### Problems:
1. Rewrite the Sea Shepherd article starting at "By Staff on" and ending at "333 Minke whales.", renaming "Southern Ocean" as "Antarctic Ocean" wherever it occurs.
2. According to the Sea Shepherd article, how many Minke whales does the Japanese whaling fleet's self-allocated quota allow it to kill?
3. Carry on the Sea Shepherd article about Operation Nemesis from the point where it stops.

### Text block:
SUBHEAD: An attempt to stop Japan’s so-called “scientific research” program used to justify killing whales.

By Staff on 5 December 2016 for Sea Shepherd -
(http://www.seashepherdglobal.org/nemesis/)


Image above: Sea Shepherd ship Steve Irwin sets sail to meet Japanese whalers. From (http://www.maritime-executive.com/article/sea-shepherd-the-chase-is-on).

After final preparations in Australia, two Sea Shepherd vessels are now on their way to the Southern Ocean to intercept the Japanese whaling fleet in a bid stop their slaughter of Minke whales.

The marine conservation organization's flagship vessel the Steve Irwin departed Saturday from Seaworks, Williamstown in Melbourne, followed by its fast new patrol vessel the Ocean Warrior, which departed from Hobart, Tasmania on Sunday.

They're now on their way to the vast Southern Ocean in an effort to prevent the Japanese whaling fleet, which left Japan on November 18th, from killing its self-allocated quota of 333 Minke whales.

"With all of the hectic preparations behind us, it's good to finally be on our way to the Southern Ocean," said Captain Adam Meyerson from the bridge of the Ocean Warrior.

Fast enough to outrun any whaling ship and equipped with a powerful water cannon, Sea Shepherd predicts the Ocean Warrior will be a game-changer for their 11th whale defense campaign, Operation Nemesis.

### Listed records:
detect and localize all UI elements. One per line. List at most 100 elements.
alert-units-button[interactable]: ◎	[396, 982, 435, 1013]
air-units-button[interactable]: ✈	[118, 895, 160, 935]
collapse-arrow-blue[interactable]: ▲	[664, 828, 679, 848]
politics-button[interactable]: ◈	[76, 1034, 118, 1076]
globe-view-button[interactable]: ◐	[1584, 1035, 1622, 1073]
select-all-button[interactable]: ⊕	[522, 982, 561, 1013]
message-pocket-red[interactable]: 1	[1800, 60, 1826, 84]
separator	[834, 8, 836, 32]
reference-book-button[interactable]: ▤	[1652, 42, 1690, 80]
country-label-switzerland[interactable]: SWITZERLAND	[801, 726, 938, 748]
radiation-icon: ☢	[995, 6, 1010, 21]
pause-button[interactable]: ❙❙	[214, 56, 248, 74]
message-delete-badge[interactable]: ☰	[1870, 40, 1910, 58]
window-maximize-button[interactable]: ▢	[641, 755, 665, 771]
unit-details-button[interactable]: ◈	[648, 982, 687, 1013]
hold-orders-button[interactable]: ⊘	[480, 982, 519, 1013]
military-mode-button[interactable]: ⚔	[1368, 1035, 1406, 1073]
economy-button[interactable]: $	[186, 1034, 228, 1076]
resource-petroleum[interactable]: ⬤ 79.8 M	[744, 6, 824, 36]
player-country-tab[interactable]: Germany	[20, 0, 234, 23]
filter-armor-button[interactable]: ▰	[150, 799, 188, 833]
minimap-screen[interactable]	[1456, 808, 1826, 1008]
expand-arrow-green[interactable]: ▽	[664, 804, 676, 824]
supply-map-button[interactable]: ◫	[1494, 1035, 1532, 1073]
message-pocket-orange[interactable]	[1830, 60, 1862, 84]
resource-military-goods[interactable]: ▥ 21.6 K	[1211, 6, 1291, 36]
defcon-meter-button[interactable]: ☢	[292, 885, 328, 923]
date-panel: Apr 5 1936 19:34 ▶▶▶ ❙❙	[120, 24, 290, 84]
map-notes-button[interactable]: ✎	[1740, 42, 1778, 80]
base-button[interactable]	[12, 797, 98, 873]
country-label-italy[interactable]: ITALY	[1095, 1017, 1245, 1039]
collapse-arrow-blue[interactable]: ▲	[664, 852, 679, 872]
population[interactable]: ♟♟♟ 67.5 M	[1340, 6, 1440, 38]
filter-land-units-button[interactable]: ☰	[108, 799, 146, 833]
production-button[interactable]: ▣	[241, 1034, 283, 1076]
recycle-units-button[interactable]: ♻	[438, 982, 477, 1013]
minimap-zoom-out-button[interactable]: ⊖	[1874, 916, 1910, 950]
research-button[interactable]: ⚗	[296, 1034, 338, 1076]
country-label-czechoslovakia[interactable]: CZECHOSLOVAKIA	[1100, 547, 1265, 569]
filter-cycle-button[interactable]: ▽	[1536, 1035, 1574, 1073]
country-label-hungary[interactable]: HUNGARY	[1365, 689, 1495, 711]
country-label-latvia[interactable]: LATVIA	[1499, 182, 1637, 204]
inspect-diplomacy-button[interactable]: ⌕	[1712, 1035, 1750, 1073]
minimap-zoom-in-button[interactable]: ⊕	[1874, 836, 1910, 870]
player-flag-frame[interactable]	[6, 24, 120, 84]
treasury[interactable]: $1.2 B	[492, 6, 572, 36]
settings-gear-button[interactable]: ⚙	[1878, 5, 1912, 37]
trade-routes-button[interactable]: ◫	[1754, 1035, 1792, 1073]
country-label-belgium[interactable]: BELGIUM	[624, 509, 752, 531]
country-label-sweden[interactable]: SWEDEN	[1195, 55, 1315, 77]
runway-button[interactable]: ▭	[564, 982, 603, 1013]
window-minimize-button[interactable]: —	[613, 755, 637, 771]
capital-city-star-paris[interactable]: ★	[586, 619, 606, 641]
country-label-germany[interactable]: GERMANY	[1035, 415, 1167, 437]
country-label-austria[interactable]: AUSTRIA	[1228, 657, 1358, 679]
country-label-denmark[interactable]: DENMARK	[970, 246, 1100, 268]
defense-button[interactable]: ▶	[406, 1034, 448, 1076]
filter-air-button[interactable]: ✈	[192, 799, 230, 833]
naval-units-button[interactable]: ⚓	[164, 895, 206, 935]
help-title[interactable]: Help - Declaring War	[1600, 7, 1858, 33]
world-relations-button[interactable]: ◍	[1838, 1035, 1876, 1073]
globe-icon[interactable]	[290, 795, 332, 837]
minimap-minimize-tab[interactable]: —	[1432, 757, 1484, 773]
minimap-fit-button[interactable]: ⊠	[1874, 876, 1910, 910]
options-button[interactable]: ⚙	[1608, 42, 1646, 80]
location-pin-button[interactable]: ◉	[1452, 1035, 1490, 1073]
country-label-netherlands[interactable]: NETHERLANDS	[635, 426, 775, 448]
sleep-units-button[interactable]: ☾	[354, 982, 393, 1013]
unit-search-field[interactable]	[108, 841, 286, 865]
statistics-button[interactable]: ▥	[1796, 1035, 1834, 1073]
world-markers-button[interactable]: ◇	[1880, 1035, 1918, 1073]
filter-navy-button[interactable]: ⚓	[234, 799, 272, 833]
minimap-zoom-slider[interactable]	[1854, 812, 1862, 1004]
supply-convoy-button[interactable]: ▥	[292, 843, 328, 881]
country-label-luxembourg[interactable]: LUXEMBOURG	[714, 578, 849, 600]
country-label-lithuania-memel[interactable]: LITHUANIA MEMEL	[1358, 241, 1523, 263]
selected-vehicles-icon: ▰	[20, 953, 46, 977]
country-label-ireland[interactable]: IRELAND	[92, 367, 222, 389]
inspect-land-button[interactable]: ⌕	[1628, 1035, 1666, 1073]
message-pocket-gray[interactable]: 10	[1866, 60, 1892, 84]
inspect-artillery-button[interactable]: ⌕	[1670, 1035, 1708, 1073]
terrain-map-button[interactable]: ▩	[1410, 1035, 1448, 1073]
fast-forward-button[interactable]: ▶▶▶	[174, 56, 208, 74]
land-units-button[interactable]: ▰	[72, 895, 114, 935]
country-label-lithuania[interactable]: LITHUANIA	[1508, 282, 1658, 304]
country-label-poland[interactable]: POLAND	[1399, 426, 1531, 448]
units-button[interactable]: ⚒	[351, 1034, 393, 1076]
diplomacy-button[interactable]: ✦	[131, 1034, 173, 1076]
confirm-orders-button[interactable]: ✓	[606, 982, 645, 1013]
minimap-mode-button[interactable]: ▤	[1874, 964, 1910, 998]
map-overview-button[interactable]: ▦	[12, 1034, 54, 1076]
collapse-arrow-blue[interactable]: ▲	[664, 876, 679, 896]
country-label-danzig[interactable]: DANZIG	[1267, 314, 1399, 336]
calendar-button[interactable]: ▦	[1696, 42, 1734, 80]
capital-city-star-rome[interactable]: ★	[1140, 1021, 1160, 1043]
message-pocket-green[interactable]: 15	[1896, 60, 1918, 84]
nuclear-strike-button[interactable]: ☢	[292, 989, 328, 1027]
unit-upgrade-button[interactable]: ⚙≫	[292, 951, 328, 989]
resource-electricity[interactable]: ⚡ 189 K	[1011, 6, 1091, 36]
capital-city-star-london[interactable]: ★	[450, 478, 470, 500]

### Exercise responses:
1.
By Staff on 5 December 2016 for Sea Shepherd -
(http://www.seashepherdglobal.org/nemesis/)


Image above: Sea Shepherd ship Steve Irwin sets sail to meet Japanese whalers. From (http://www.maritime-executive.com/article/sea-shepherd-the-chase-is-on).

After final preparations in Australia, two Sea Shepherd vessels are now on their way to the Antarctic Ocean to intercept the Japanese whaling fleet in a bid stop their slaughter of Minke whales.

The marine conservation organization's flagship vessel the Steve Irwin departed Saturday from Seaworks, Williamstown in Melbourne, followed by its fast new patrol vessel the Ocean Warrior, which departed from Hobart, Tasmania on Sunday.

They're now on their way to the vast Antarctic Ocean in an effort to prevent the Japanese whaling fleet, which left Japan on November 18th, from killing its self-allocated quota of 333 Minke whales.

2. 333 Minke whales.

3.
About Operation Nemesis
Operation Nemesis is Sea Shepherd’s 11th Antarctic whale defense campaign. In Sea Shepherd’s past ten campaigns over 6,000 whales have been spared the grenade-tipped harpoons of the illegal Japanese whaling fleet.

Japan’s so-called “scientific research” program used to justify the killing of whales has been rejected by the International Court of Justice and the International Whaling Commission’s scientific committee. In 2015 the Australian Federal Court fined the Japanese whalers $AU1 million for hunting within an Australian whale sanctuary, however it remains unpaid.

This is the second time the illegal Japanese whaling fleet has returned to the scene of their crimes in the Southern Ocean since the 2014 International Court of Justice ruling. at a press conference in the port of Hobart Saturday morning Australian Senator Peter Whish-Wilson said:
"Sea Shepherd shouldn’t have to be taking on the whalers again this summer. Australia won the International Court of Justice case against Japan, but unfortunately the government put trade deals ahead of whales and removed all diplomatic pressure. The Japanese whaling fleet might be able to escape and outrun the international courts but it won’t escape Sea Shepherd."
Jeff Hansen, Managing Director of Sea Shepherd Australia said:
"It's time that Japan respected the International Court of Justice, the Australian Federal Court, and the global moratorium on commercial whaling and ended their so-called scientific lethal hunting of whales off the Antarctic coast." 
The Japanese typically hunt whales from December until March, so Sea Shepherd's vessels have been equipped to endure four months of harsh conditions at sea to protect the whales of the Southern Ocean.

"The crew has worked really hard to get the ship ready and everybody is super excited to be on our way," said Steve Irwin's Captain Wyanda Lublink.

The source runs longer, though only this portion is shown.